--- Start of TASK INPUT ---

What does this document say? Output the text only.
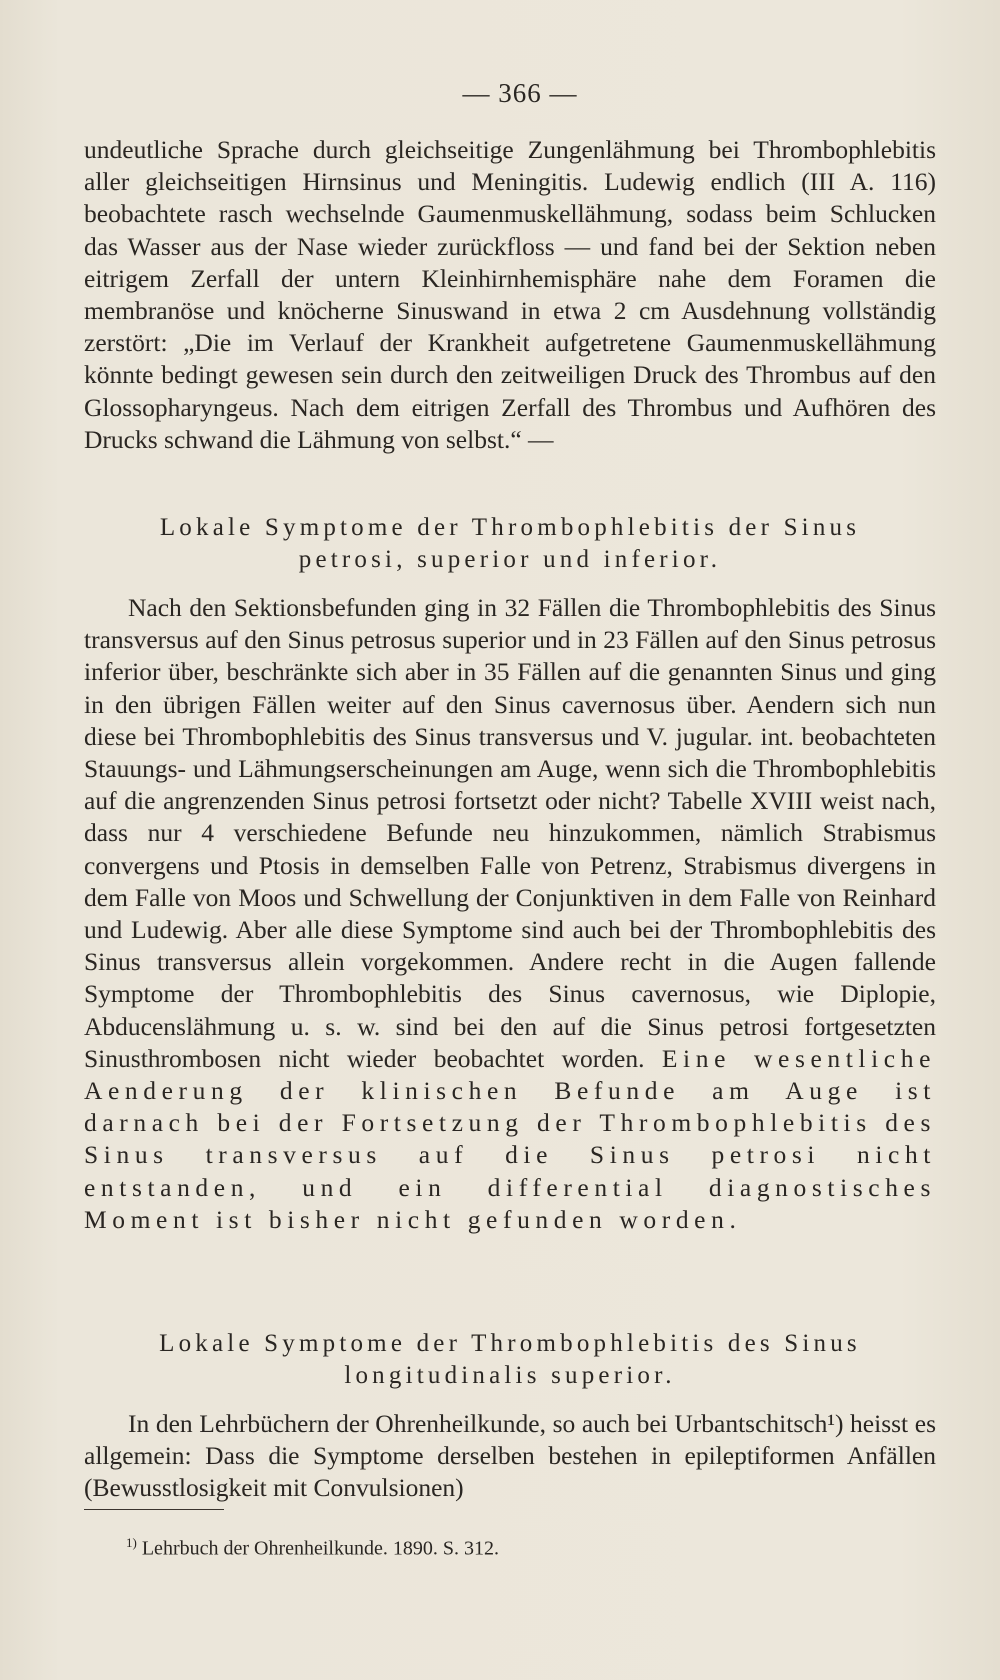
— 366 —

undeutliche Sprache durch gleichseitige Zungenlähmung bei Thrombophlebitis aller gleichseitigen Hirnsinus und Meningitis. Ludewig endlich (III A. 116) beobachtete rasch wechselnde Gaumenmuskellähmung, sodass beim Schlucken das Wasser aus der Nase wieder zurückfloss — und fand bei der Sektion neben eitrigem Zerfall der untern Kleinhirnhemisphäre nahe dem Foramen die membranöse und knöcherne Sinuswand in etwa 2 cm Ausdehnung vollständig zerstört: „Die im Verlauf der Krankheit aufgetretene Gaumenmuskellähmung könnte bedingt gewesen sein durch den zeitweiligen Druck des Thrombus auf den Glossopharyngeus. Nach dem eitrigen Zerfall des Thrombus und Aufhören des Drucks schwand die Lähmung von selbst.“ —

Lokale Symptome der Thrombophlebitis der Sinus
petrosi, superior und inferior.

Nach den Sektionsbefunden ging in 32 Fällen die Thrombophlebitis des Sinus transversus auf den Sinus petrosus superior und in 23 Fällen auf den Sinus petrosus inferior über, beschränkte sich aber in 35 Fällen auf die genannten Sinus und ging in den übrigen Fällen weiter auf den Sinus cavernosus über. Aendern sich nun diese bei Thrombophlebitis des Sinus transversus und V. jugular. int. beobachteten Stauungs- und Lähmungserscheinungen am Auge, wenn sich die Thrombophlebitis auf die angrenzenden Sinus petrosi fortsetzt oder nicht? Tabelle XVIII weist nach, dass nur 4 verschiedene Befunde neu hinzukommen, nämlich Strabismus convergens und Ptosis in demselben Falle von Petrenz, Strabismus divergens in dem Falle von Moos und Schwellung der Conjunktiven in dem Falle von Reinhard und Ludewig. Aber alle diese Symptome sind auch bei der Thrombophlebitis des Sinus transversus allein vorgekommen. Andere recht in die Augen fallende Symptome der Thrombophlebitis des Sinus cavernosus, wie Diplopie, Abducenslähmung u. s. w. sind bei den auf die Sinus petrosi fortgesetzten Sinusthrombosen nicht wieder beobachtet worden. Eine wesentliche Aenderung der klinischen Befunde am Auge ist darnach bei der Fortsetzung der Thrombophlebitis des Sinus transversus auf die Sinus petrosi nicht entstanden, und ein differential diagnostisches Moment ist bisher nicht gefunden worden.

Lokale Symptome der Thrombophlebitis des Sinus
longitudinalis superior.

In den Lehrbüchern der Ohrenheilkunde, so auch bei Urbantschitsch¹) heisst es allgemein: Dass die Symptome derselben bestehen in epileptiformen Anfällen (Bewusstlosigkeit mit Convulsionen)

$^{1)}$ Lehrbuch der Ohrenheilkunde. 1890. S. 312.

--- End of TASK INPUT ---

■ TASK PROMPT
Each line of the material that holds the string "inferior" counts once; give the total alone.

■ WORKED SOLUTION
2